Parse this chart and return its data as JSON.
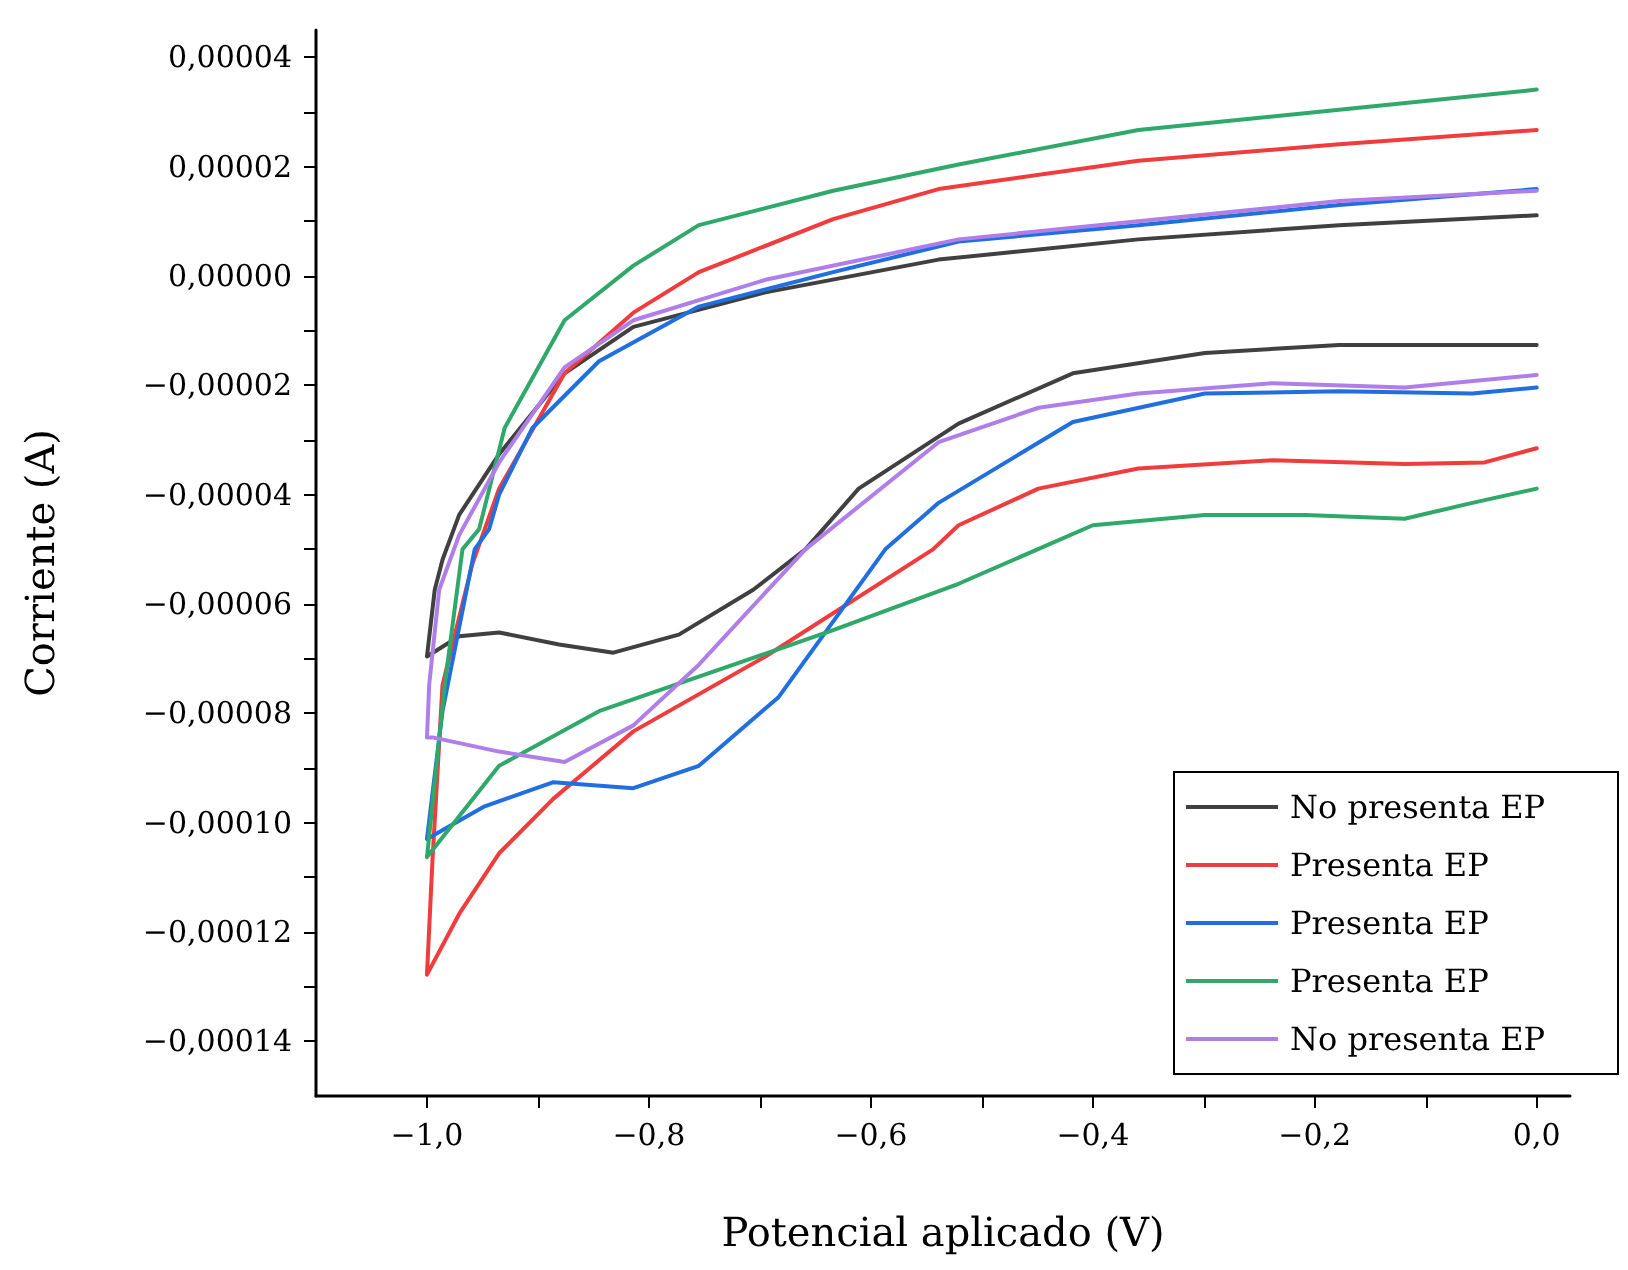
{
  "chart_data": {
    "type": "line",
    "xlabel": "Potencial aplicado (V)",
    "ylabel": "Corriente (A)",
    "xlim": [
      -1.1,
      0.03
    ],
    "ylim": [
      -0.00015,
      4.5e-05
    ],
    "xticks": [
      {
        "value": -1.0,
        "label": "−1,0"
      },
      {
        "value": -0.9,
        "label": null
      },
      {
        "value": -0.8,
        "label": "−0,8"
      },
      {
        "value": -0.7,
        "label": null
      },
      {
        "value": -0.6,
        "label": "−0,6"
      },
      {
        "value": -0.5,
        "label": null
      },
      {
        "value": -0.4,
        "label": "−0,4"
      },
      {
        "value": -0.3,
        "label": null
      },
      {
        "value": -0.2,
        "label": "−0,2"
      },
      {
        "value": -0.1,
        "label": null
      },
      {
        "value": 0.0,
        "label": "0,0"
      }
    ],
    "yticks": [
      {
        "value": -0.00014,
        "label": "−0,00014"
      },
      {
        "value": -0.00013,
        "label": null
      },
      {
        "value": -0.00012,
        "label": "−0,00012"
      },
      {
        "value": -0.00011,
        "label": null
      },
      {
        "value": -0.0001,
        "label": "−0,00010"
      },
      {
        "value": -9e-05,
        "label": null
      },
      {
        "value": -8e-05,
        "label": "−0,00008"
      },
      {
        "value": -7e-05,
        "label": null
      },
      {
        "value": -6e-05,
        "label": "−0,00006"
      },
      {
        "value": -5e-05,
        "label": null
      },
      {
        "value": -4e-05,
        "label": "−0,00004"
      },
      {
        "value": -3e-05,
        "label": null
      },
      {
        "value": -2e-05,
        "label": "−0,00002"
      },
      {
        "value": -1e-05,
        "label": null
      },
      {
        "value": 0.0,
        "label": "0,00000"
      },
      {
        "value": 1e-05,
        "label": null
      },
      {
        "value": 2e-05,
        "label": "0,00002"
      },
      {
        "value": 3e-05,
        "label": null
      },
      {
        "value": 4e-05,
        "label": "0,00004"
      }
    ],
    "grid": false,
    "legend": "bottom right",
    "marker": "none",
    "line_style": "solid",
    "series": [
      {
        "name": "No presenta EP",
        "color": "#404040",
        "x": [
          0.0,
          -0.178,
          -0.299,
          -0.418,
          -0.521,
          -0.611,
          -0.659,
          -0.706,
          -0.773,
          -0.832,
          -0.881,
          -0.935,
          -0.971,
          -1.0,
          -0.993,
          -0.986,
          -0.971,
          -0.935,
          -0.876,
          -0.814,
          -0.695,
          -0.539,
          -0.359,
          -0.178,
          0.0
        ],
        "values": [
          -1.26e-05,
          -1.26e-05,
          -1.41e-05,
          -1.78e-05,
          -2.7e-05,
          -3.89e-05,
          -5e-05,
          -5.74e-05,
          -6.56e-05,
          -6.89e-05,
          -6.74e-05,
          -6.52e-05,
          -6.59e-05,
          -6.96e-05,
          -5.74e-05,
          -5.19e-05,
          -4.37e-05,
          -3.26e-05,
          -1.78e-05,
          -9.3e-06,
          -3e-06,
          3e-06,
          6.7e-06,
          9.3e-06,
          1.11e-05
        ]
      },
      {
        "name": "Presenta EP",
        "color": "#f03c3c",
        "x": [
          0.0,
          -0.047,
          -0.119,
          -0.238,
          -0.359,
          -0.449,
          -0.521,
          -0.544,
          -0.695,
          -0.814,
          -0.886,
          -0.935,
          -0.971,
          -1.0,
          -0.995,
          -0.986,
          -0.959,
          -0.935,
          -0.876,
          -0.814,
          -0.755,
          -0.634,
          -0.539,
          -0.359,
          -0.178,
          0.0
        ],
        "values": [
          -3.15e-05,
          -3.41e-05,
          -3.44e-05,
          -3.37e-05,
          -3.52e-05,
          -3.89e-05,
          -4.56e-05,
          -5e-05,
          -6.96e-05,
          -8.33e-05,
          -9.56e-05,
          -0.0001056,
          -0.0001167,
          -0.0001278,
          -0.0001067,
          -7.48e-05,
          -5.26e-05,
          -3.89e-05,
          -1.78e-05,
          -6.7e-06,
          7e-07,
          1.04e-05,
          1.59e-05,
          2.11e-05,
          2.41e-05,
          2.67e-05
        ]
      },
      {
        "name": "Presenta EP",
        "color": "#1f6fe0",
        "x": [
          0.0,
          -0.058,
          -0.178,
          -0.299,
          -0.418,
          -0.539,
          -0.587,
          -0.683,
          -0.755,
          -0.814,
          -0.886,
          -0.948,
          -1.0,
          -0.986,
          -0.957,
          -0.944,
          -0.935,
          -0.905,
          -0.845,
          -0.755,
          -0.634,
          -0.521,
          -0.359,
          -0.178,
          0.0
        ],
        "values": [
          -2.04e-05,
          -2.15e-05,
          -2.11e-05,
          -2.15e-05,
          -2.67e-05,
          -4.15e-05,
          -5e-05,
          -7.7e-05,
          -8.96e-05,
          -9.37e-05,
          -9.26e-05,
          -9.7e-05,
          -0.000103,
          -7.96e-05,
          -5e-05,
          -4.63e-05,
          -4e-05,
          -2.78e-05,
          -1.56e-05,
          -5.6e-06,
          7e-07,
          6.3e-06,
          9.3e-06,
          1.3e-05,
          1.59e-05
        ]
      },
      {
        "name": "Presenta EP",
        "color": "#2fa86a",
        "x": [
          0.0,
          -0.058,
          -0.119,
          -0.209,
          -0.299,
          -0.4,
          -0.521,
          -0.634,
          -0.755,
          -0.845,
          -0.935,
          -1.0,
          -0.984,
          -0.968,
          -0.953,
          -0.93,
          -0.876,
          -0.814,
          -0.755,
          -0.634,
          -0.521,
          -0.359,
          -0.178,
          0.0
        ],
        "values": [
          -3.89e-05,
          -4.15e-05,
          -4.44e-05,
          -4.37e-05,
          -4.37e-05,
          -4.56e-05,
          -5.63e-05,
          -6.48e-05,
          -7.33e-05,
          -7.96e-05,
          -8.96e-05,
          -0.0001063,
          -7.48e-05,
          -5e-05,
          -4.63e-05,
          -2.78e-05,
          -8.1e-06,
          1.9e-06,
          9.3e-06,
          1.56e-05,
          2.04e-05,
          2.67e-05,
          3.04e-05,
          3.41e-05
        ]
      },
      {
        "name": "No presenta EP",
        "color": "#b07ee8",
        "x": [
          0.0,
          -0.119,
          -0.238,
          -0.359,
          -0.449,
          -0.539,
          -0.659,
          -0.755,
          -0.814,
          -0.876,
          -0.935,
          -0.995,
          -1.0,
          -0.998,
          -0.989,
          -0.971,
          -0.935,
          -0.876,
          -0.814,
          -0.695,
          -0.521,
          -0.359,
          -0.178,
          0.0
        ],
        "values": [
          -1.81e-05,
          -2.04e-05,
          -1.96e-05,
          -2.15e-05,
          -2.41e-05,
          -3.04e-05,
          -5e-05,
          -7.11e-05,
          -8.22e-05,
          -8.89e-05,
          -8.7e-05,
          -8.44e-05,
          -8.44e-05,
          -7.48e-05,
          -5.74e-05,
          -4.74e-05,
          -3.41e-05,
          -1.67e-05,
          -8.1e-06,
          -7e-07,
          6.7e-06,
          1e-05,
          1.37e-05,
          1.56e-05
        ]
      }
    ]
  }
}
******************************
**Set exercise:**
Omit the pictures. Transcribe every record exactly.

**The completed task:**
Parse this chart and return its data as JSON.
{
  "chart_data": {
    "type": "line",
    "xlabel": "Potencial aplicado (V)",
    "ylabel": "Corriente (A)",
    "xlim": [
      -1.1,
      0.03
    ],
    "ylim": [
      -0.00015,
      4.5e-05
    ],
    "xticks": [
      {
        "value": -1.0,
        "label": "−1,0"
      },
      {
        "value": -0.9,
        "label": null
      },
      {
        "value": -0.8,
        "label": "−0,8"
      },
      {
        "value": -0.7,
        "label": null
      },
      {
        "value": -0.6,
        "label": "−0,6"
      },
      {
        "value": -0.5,
        "label": null
      },
      {
        "value": -0.4,
        "label": "−0,4"
      },
      {
        "value": -0.3,
        "label": null
      },
      {
        "value": -0.2,
        "label": "−0,2"
      },
      {
        "value": -0.1,
        "label": null
      },
      {
        "value": 0.0,
        "label": "0,0"
      }
    ],
    "yticks": [
      {
        "value": -0.00014,
        "label": "−0,00014"
      },
      {
        "value": -0.00013,
        "label": null
      },
      {
        "value": -0.00012,
        "label": "−0,00012"
      },
      {
        "value": -0.00011,
        "label": null
      },
      {
        "value": -0.0001,
        "label": "−0,00010"
      },
      {
        "value": -9e-05,
        "label": null
      },
      {
        "value": -8e-05,
        "label": "−0,00008"
      },
      {
        "value": -7e-05,
        "label": null
      },
      {
        "value": -6e-05,
        "label": "−0,00006"
      },
      {
        "value": -5e-05,
        "label": null
      },
      {
        "value": -4e-05,
        "label": "−0,00004"
      },
      {
        "value": -3e-05,
        "label": null
      },
      {
        "value": -2e-05,
        "label": "−0,00002"
      },
      {
        "value": -1e-05,
        "label": null
      },
      {
        "value": 0.0,
        "label": "0,00000"
      },
      {
        "value": 1e-05,
        "label": null
      },
      {
        "value": 2e-05,
        "label": "0,00002"
      },
      {
        "value": 3e-05,
        "label": null
      },
      {
        "value": 4e-05,
        "label": "0,00004"
      }
    ],
    "grid": false,
    "legend": "bottom right",
    "marker": "none",
    "line_style": "solid",
    "series": [
      {
        "name": "No presenta EP",
        "color": "#404040",
        "x": [
          0.0,
          -0.178,
          -0.299,
          -0.418,
          -0.521,
          -0.611,
          -0.659,
          -0.706,
          -0.773,
          -0.832,
          -0.881,
          -0.935,
          -0.971,
          -1.0,
          -0.993,
          -0.986,
          -0.971,
          -0.935,
          -0.876,
          -0.814,
          -0.695,
          -0.539,
          -0.359,
          -0.178,
          0.0
        ],
        "values": [
          -1.26e-05,
          -1.26e-05,
          -1.41e-05,
          -1.78e-05,
          -2.7e-05,
          -3.89e-05,
          -5e-05,
          -5.74e-05,
          -6.56e-05,
          -6.89e-05,
          -6.74e-05,
          -6.52e-05,
          -6.59e-05,
          -6.96e-05,
          -5.74e-05,
          -5.19e-05,
          -4.37e-05,
          -3.26e-05,
          -1.78e-05,
          -9.3e-06,
          -3e-06,
          3e-06,
          6.7e-06,
          9.3e-06,
          1.11e-05
        ]
      },
      {
        "name": "Presenta EP",
        "color": "#f03c3c",
        "x": [
          0.0,
          -0.047,
          -0.119,
          -0.238,
          -0.359,
          -0.449,
          -0.521,
          -0.544,
          -0.695,
          -0.814,
          -0.886,
          -0.935,
          -0.971,
          -1.0,
          -0.995,
          -0.986,
          -0.959,
          -0.935,
          -0.876,
          -0.814,
          -0.755,
          -0.634,
          -0.539,
          -0.359,
          -0.178,
          0.0
        ],
        "values": [
          -3.15e-05,
          -3.41e-05,
          -3.44e-05,
          -3.37e-05,
          -3.52e-05,
          -3.89e-05,
          -4.56e-05,
          -5e-05,
          -6.96e-05,
          -8.33e-05,
          -9.56e-05,
          -0.0001056,
          -0.0001167,
          -0.0001278,
          -0.0001067,
          -7.48e-05,
          -5.26e-05,
          -3.89e-05,
          -1.78e-05,
          -6.7e-06,
          7e-07,
          1.04e-05,
          1.59e-05,
          2.11e-05,
          2.41e-05,
          2.67e-05
        ]
      },
      {
        "name": "Presenta EP",
        "color": "#1f6fe0",
        "x": [
          0.0,
          -0.058,
          -0.178,
          -0.299,
          -0.418,
          -0.539,
          -0.587,
          -0.683,
          -0.755,
          -0.814,
          -0.886,
          -0.948,
          -1.0,
          -0.986,
          -0.957,
          -0.944,
          -0.935,
          -0.905,
          -0.845,
          -0.755,
          -0.634,
          -0.521,
          -0.359,
          -0.178,
          0.0
        ],
        "values": [
          -2.04e-05,
          -2.15e-05,
          -2.11e-05,
          -2.15e-05,
          -2.67e-05,
          -4.15e-05,
          -5e-05,
          -7.7e-05,
          -8.96e-05,
          -9.37e-05,
          -9.26e-05,
          -9.7e-05,
          -0.000103,
          -7.96e-05,
          -5e-05,
          -4.63e-05,
          -4e-05,
          -2.78e-05,
          -1.56e-05,
          -5.6e-06,
          7e-07,
          6.3e-06,
          9.3e-06,
          1.3e-05,
          1.59e-05
        ]
      },
      {
        "name": "Presenta EP",
        "color": "#2fa86a",
        "x": [
          0.0,
          -0.058,
          -0.119,
          -0.209,
          -0.299,
          -0.4,
          -0.521,
          -0.634,
          -0.755,
          -0.845,
          -0.935,
          -1.0,
          -0.984,
          -0.968,
          -0.953,
          -0.93,
          -0.876,
          -0.814,
          -0.755,
          -0.634,
          -0.521,
          -0.359,
          -0.178,
          0.0
        ],
        "values": [
          -3.89e-05,
          -4.15e-05,
          -4.44e-05,
          -4.37e-05,
          -4.37e-05,
          -4.56e-05,
          -5.63e-05,
          -6.48e-05,
          -7.33e-05,
          -7.96e-05,
          -8.96e-05,
          -0.0001063,
          -7.48e-05,
          -5e-05,
          -4.63e-05,
          -2.78e-05,
          -8.1e-06,
          1.9e-06,
          9.3e-06,
          1.56e-05,
          2.04e-05,
          2.67e-05,
          3.04e-05,
          3.41e-05
        ]
      },
      {
        "name": "No presenta EP",
        "color": "#b07ee8",
        "x": [
          0.0,
          -0.119,
          -0.238,
          -0.359,
          -0.449,
          -0.539,
          -0.659,
          -0.755,
          -0.814,
          -0.876,
          -0.935,
          -0.995,
          -1.0,
          -0.998,
          -0.989,
          -0.971,
          -0.935,
          -0.876,
          -0.814,
          -0.695,
          -0.521,
          -0.359,
          -0.178,
          0.0
        ],
        "values": [
          -1.81e-05,
          -2.04e-05,
          -1.96e-05,
          -2.15e-05,
          -2.41e-05,
          -3.04e-05,
          -5e-05,
          -7.11e-05,
          -8.22e-05,
          -8.89e-05,
          -8.7e-05,
          -8.44e-05,
          -8.44e-05,
          -7.48e-05,
          -5.74e-05,
          -4.74e-05,
          -3.41e-05,
          -1.67e-05,
          -8.1e-06,
          -7e-07,
          6.7e-06,
          1e-05,
          1.37e-05,
          1.56e-05
        ]
      }
    ]
  }
}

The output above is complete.